INPUT RECORDS —

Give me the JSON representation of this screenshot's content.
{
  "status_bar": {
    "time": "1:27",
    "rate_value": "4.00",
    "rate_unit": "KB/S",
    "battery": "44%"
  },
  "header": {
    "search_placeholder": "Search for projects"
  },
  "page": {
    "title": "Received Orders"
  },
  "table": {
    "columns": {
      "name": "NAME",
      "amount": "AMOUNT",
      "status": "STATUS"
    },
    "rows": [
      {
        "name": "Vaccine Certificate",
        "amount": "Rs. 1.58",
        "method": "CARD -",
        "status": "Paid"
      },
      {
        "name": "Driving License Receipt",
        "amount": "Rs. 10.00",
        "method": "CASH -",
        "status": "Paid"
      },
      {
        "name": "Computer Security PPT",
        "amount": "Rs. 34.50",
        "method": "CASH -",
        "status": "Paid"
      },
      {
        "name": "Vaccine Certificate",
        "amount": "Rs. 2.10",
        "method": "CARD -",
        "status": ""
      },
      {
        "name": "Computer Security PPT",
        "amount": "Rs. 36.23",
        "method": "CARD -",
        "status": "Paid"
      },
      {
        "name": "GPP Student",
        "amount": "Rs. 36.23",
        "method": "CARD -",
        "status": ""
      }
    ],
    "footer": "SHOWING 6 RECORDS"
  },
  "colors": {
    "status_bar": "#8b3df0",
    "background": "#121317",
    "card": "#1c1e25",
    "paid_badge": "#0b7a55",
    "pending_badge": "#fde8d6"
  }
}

JOB — Retype every entry above, word for word.

COMPLETE RESPONSE —
Give me the JSON representation of this screenshot's content.
{
  "status_bar": {
    "time": "1:27",
    "rate_value": "4.00",
    "rate_unit": "KB/S",
    "battery": "44%"
  },
  "header": {
    "search_placeholder": "Search for projects"
  },
  "page": {
    "title": "Received Orders"
  },
  "table": {
    "columns": {
      "name": "NAME",
      "amount": "AMOUNT",
      "status": "STATUS"
    },
    "rows": [
      {
        "name": "Vaccine Certificate",
        "amount": "Rs. 1.58",
        "method": "CARD -",
        "status": "Paid"
      },
      {
        "name": "Driving License Receipt",
        "amount": "Rs. 10.00",
        "method": "CASH -",
        "status": "Paid"
      },
      {
        "name": "Computer Security PPT",
        "amount": "Rs. 34.50",
        "method": "CASH -",
        "status": "Paid"
      },
      {
        "name": "Vaccine Certificate",
        "amount": "Rs. 2.10",
        "method": "CARD -",
        "status": ""
      },
      {
        "name": "Computer Security PPT",
        "amount": "Rs. 36.23",
        "method": "CARD -",
        "status": "Paid"
      },
      {
        "name": "GPP Student",
        "amount": "Rs. 36.23",
        "method": "CARD -",
        "status": ""
      }
    ],
    "footer": "SHOWING 6 RECORDS"
  },
  "colors": {
    "status_bar": "#8b3df0",
    "background": "#121317",
    "card": "#1c1e25",
    "paid_badge": "#0b7a55",
    "pending_badge": "#fde8d6"
  }
}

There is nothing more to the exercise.